→ **Instructions to follow**: A faithful transcription of all the data is required.
>> start Available records
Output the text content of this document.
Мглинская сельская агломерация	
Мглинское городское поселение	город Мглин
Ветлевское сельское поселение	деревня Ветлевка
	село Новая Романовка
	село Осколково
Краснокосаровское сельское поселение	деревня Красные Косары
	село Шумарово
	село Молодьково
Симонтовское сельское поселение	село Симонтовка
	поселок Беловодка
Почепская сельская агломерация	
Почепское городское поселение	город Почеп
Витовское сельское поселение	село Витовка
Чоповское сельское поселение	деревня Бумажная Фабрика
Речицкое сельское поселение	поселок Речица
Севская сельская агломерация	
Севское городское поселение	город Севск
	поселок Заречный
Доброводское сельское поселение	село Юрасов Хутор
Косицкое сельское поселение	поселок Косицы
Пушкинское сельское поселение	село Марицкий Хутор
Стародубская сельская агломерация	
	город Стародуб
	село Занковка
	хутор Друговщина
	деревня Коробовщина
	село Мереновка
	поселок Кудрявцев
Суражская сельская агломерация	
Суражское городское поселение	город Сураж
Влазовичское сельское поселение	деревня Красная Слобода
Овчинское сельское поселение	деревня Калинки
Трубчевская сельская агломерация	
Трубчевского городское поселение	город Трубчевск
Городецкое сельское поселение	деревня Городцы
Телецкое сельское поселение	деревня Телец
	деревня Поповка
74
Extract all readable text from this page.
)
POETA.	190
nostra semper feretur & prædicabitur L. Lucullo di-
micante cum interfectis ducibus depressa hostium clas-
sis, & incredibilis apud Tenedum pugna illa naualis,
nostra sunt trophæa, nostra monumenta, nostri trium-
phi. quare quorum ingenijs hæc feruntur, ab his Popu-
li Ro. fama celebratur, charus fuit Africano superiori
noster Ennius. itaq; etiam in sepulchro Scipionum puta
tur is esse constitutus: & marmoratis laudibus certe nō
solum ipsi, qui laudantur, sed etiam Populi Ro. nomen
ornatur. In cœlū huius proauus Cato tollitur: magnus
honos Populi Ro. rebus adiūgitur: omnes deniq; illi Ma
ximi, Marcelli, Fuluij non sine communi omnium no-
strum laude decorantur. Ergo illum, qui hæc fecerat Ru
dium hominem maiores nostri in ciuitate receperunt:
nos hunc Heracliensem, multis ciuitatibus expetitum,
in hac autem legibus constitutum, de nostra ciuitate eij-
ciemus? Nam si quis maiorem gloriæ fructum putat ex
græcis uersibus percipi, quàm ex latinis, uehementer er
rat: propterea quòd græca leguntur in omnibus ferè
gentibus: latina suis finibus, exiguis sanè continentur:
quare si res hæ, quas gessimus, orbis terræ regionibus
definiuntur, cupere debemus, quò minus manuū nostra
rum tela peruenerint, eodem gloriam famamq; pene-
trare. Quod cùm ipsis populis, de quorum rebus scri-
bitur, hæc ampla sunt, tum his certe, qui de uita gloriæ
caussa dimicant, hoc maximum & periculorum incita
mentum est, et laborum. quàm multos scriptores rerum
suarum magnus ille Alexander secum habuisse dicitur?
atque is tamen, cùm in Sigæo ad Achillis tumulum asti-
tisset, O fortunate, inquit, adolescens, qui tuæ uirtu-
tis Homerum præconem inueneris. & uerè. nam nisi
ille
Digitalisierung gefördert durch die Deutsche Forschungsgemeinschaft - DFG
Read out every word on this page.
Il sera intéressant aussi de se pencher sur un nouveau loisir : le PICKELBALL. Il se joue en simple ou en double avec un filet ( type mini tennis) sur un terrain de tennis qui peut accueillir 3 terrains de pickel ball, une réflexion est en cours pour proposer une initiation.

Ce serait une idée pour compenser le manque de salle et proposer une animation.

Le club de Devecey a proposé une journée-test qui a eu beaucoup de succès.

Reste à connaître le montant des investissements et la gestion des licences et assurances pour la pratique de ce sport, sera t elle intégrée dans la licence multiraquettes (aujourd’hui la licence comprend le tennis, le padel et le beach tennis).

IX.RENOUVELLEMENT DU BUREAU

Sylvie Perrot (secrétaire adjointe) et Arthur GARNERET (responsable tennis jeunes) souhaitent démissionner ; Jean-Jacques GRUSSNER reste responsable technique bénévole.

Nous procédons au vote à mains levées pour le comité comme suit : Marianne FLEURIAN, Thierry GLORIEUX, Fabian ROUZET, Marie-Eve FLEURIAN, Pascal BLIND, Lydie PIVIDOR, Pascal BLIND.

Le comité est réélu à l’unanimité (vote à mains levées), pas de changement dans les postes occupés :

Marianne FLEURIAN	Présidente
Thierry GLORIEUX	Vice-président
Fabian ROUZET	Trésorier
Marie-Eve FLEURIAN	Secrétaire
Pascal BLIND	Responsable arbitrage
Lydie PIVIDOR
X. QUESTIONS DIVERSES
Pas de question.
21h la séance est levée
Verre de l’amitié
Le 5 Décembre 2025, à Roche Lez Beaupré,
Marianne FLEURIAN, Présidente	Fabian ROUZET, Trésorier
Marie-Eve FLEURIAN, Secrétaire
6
>> end Available records
→ **Reply**:
Output the text content of this document.
Мглинская сельская агломерация	
Мглинское городское поселение	город Мглин
Ветлевское сельское поселение	деревня Ветлевка
	село Новая Романовка
	село Осколково
Краснокосаровское сельское поселение	деревня Красные Косары
	село Шумарово
	село Молодьково
Симонтовское сельское поселение	село Симонтовка
	поселок Беловодка
Почепская сельская агломерация	
Почепское городское поселение	город Почеп
Витовское сельское поселение	село Витовка
Чоповское сельское поселение	деревня Бумажная Фабрика
Речицкое сельское поселение	поселок Речица
Севская сельская агломерация	
Севское городское поселение	город Севск
	поселок Заречный
Доброводское сельское поселение	село Юрасов Хутор
Косицкое сельское поселение	поселок Косицы
Пушкинское сельское поселение	село Марицкий Хутор
Стародубская сельская агломерация	
	город Стародуб
	село Занковка
	хутор Друговщина
	деревня Коробовщина
	село Мереновка
	поселок Кудрявцев
Суражская сельская агломерация	
Суражское городское поселение	город Сураж
Влазовичское сельское поселение	деревня Красная Слобода
Овчинское сельское поселение	деревня Калинки
Трубчевская сельская агломерация	
Трубчевского городское поселение	город Трубчевск
Городецкое сельское поселение	деревня Городцы
Телецкое сельское поселение	деревня Телец
	деревня Поповка
74
Extract all readable text from this page.
)
POETA.	190
nostra semper feretur & prædicabitur L. Lucullo di-
micante cum interfectis ducibus depressa hostium clas-
sis, & incredibilis apud Tenedum pugna illa naualis,
nostra sunt trophæa, nostra monumenta, nostri trium-
phi. quare quorum ingenijs hæc feruntur, ab his Popu-
li Ro. fama celebratur, charus fuit Africano superiori
noster Ennius. itaq; etiam in sepulchro Scipionum puta
tur is esse constitutus: & marmoratis laudibus certe nō
solum ipsi, qui laudantur, sed etiam Populi Ro. nomen
ornatur. In cœlū huius proauus Cato tollitur: magnus
honos Populi Ro. rebus adiūgitur: omnes deniq; illi Ma
ximi, Marcelli, Fuluij non sine communi omnium no-
strum laude decorantur. Ergo illum, qui hæc fecerat Ru
dium hominem maiores nostri in ciuitate receperunt:
nos hunc Heracliensem, multis ciuitatibus expetitum,
in hac autem legibus constitutum, de nostra ciuitate eij-
ciemus? Nam si quis maiorem gloriæ fructum putat ex
græcis uersibus percipi, quàm ex latinis, uehementer er
rat: propterea quòd græca leguntur in omnibus ferè
gentibus: latina suis finibus, exiguis sanè continentur:
quare si res hæ, quas gessimus, orbis terræ regionibus
definiuntur, cupere debemus, quò minus manuū nostra
rum tela peruenerint, eodem gloriam famamq; pene-
trare. Quod cùm ipsis populis, de quorum rebus scri-
bitur, hæc ampla sunt, tum his certe, qui de uita gloriæ
caussa dimicant, hoc maximum & periculorum incita
mentum est, et laborum. quàm multos scriptores rerum
suarum magnus ille Alexander secum habuisse dicitur?
atque is tamen, cùm in Sigæo ad Achillis tumulum asti-
tisset, O fortunate, inquit, adolescens, qui tuæ uirtu-
tis Homerum præconem inueneris. & uerè. nam nisi
ille
Digitalisierung gefördert durch die Deutsche Forschungsgemeinschaft - DFG
Read out every word on this page.
Il sera intéressant aussi de se pencher sur un nouveau loisir : le PICKELBALL. Il se joue en simple ou en double avec un filet ( type mini tennis) sur un terrain de tennis qui peut accueillir 3 terrains de pickel ball, une réflexion est en cours pour proposer une initiation.

Ce serait une idée pour compenser le manque de salle et proposer une animation.

Le club de Devecey a proposé une journée-test qui a eu beaucoup de succès.

Reste à connaître le montant des investissements et la gestion des licences et assurances pour la pratique de ce sport, sera t elle intégrée dans la licence multiraquettes (aujourd’hui la licence comprend le tennis, le padel et le beach tennis).

IX.RENOUVELLEMENT DU BUREAU

Sylvie Perrot (secrétaire adjointe) et Arthur GARNERET (responsable tennis jeunes) souhaitent démissionner ; Jean-Jacques GRUSSNER reste responsable technique bénévole.

Nous procédons au vote à mains levées pour le comité comme suit : Marianne FLEURIAN, Thierry GLORIEUX, Fabian ROUZET, Marie-Eve FLEURIAN, Pascal BLIND, Lydie PIVIDOR, Pascal BLIND.

Le comité est réélu à l’unanimité (vote à mains levées), pas de changement dans les postes occupés :

Marianne FLEURIAN	Présidente
Thierry GLORIEUX	Vice-président
Fabian ROUZET	Trésorier
Marie-Eve FLEURIAN	Secrétaire
Pascal BLIND	Responsable arbitrage
Lydie PIVIDOR
X. QUESTIONS DIVERSES
Pas de question.
21h la séance est levée
Verre de l’amitié
Le 5 Décembre 2025, à Roche Lez Beaupré,
Marianne FLEURIAN, Présidente	Fabian ROUZET, Trésorier
Marie-Eve FLEURIAN, Secrétaire
6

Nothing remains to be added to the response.